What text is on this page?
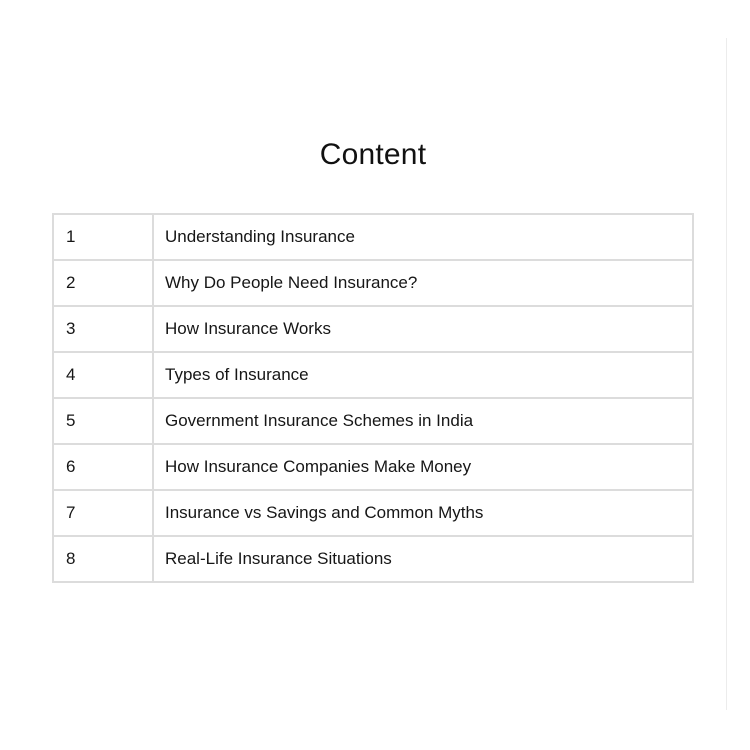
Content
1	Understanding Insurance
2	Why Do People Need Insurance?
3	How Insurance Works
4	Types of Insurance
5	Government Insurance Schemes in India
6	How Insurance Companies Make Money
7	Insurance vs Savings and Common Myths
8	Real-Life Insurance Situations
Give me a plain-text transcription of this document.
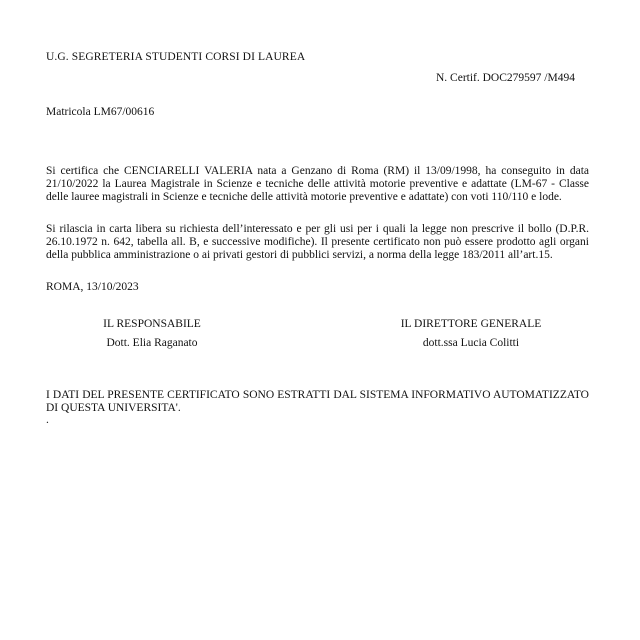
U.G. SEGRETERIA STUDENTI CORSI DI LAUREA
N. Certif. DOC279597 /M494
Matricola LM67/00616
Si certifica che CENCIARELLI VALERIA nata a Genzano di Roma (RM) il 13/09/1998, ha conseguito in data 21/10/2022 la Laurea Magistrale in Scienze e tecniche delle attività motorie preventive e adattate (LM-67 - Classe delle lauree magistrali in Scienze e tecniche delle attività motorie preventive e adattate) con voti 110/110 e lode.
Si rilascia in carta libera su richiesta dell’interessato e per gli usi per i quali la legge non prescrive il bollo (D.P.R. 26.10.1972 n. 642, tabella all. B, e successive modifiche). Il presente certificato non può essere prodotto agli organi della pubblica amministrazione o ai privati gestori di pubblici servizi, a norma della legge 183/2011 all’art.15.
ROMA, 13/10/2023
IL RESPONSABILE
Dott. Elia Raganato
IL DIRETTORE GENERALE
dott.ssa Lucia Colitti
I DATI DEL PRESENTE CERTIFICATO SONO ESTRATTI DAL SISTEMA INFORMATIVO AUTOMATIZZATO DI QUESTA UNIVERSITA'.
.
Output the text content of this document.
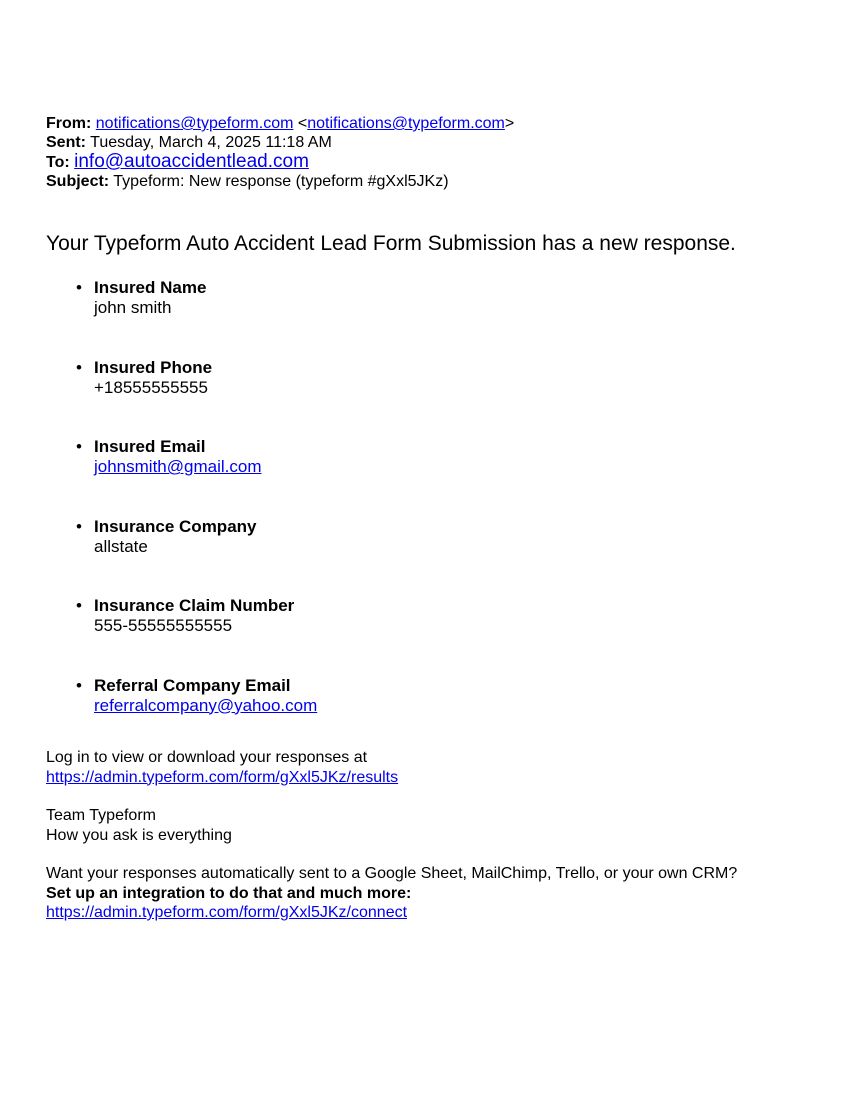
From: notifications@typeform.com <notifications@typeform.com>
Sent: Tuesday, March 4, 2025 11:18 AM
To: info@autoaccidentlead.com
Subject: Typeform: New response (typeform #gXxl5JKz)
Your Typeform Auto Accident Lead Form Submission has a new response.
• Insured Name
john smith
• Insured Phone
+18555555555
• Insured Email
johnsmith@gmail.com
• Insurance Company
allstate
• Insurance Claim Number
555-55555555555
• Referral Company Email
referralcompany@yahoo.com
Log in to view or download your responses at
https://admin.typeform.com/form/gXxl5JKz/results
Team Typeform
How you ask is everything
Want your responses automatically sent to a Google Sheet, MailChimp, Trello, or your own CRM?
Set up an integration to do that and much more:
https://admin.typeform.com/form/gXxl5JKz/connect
§
▸ **Task details**:
Pull out all lines of the data with the string "https".

▸ **Solution for this problem**:
https://admin.typeform.com/form/gXxl5JKz/results
https://admin.typeform.com/form/gXxl5JKz/connect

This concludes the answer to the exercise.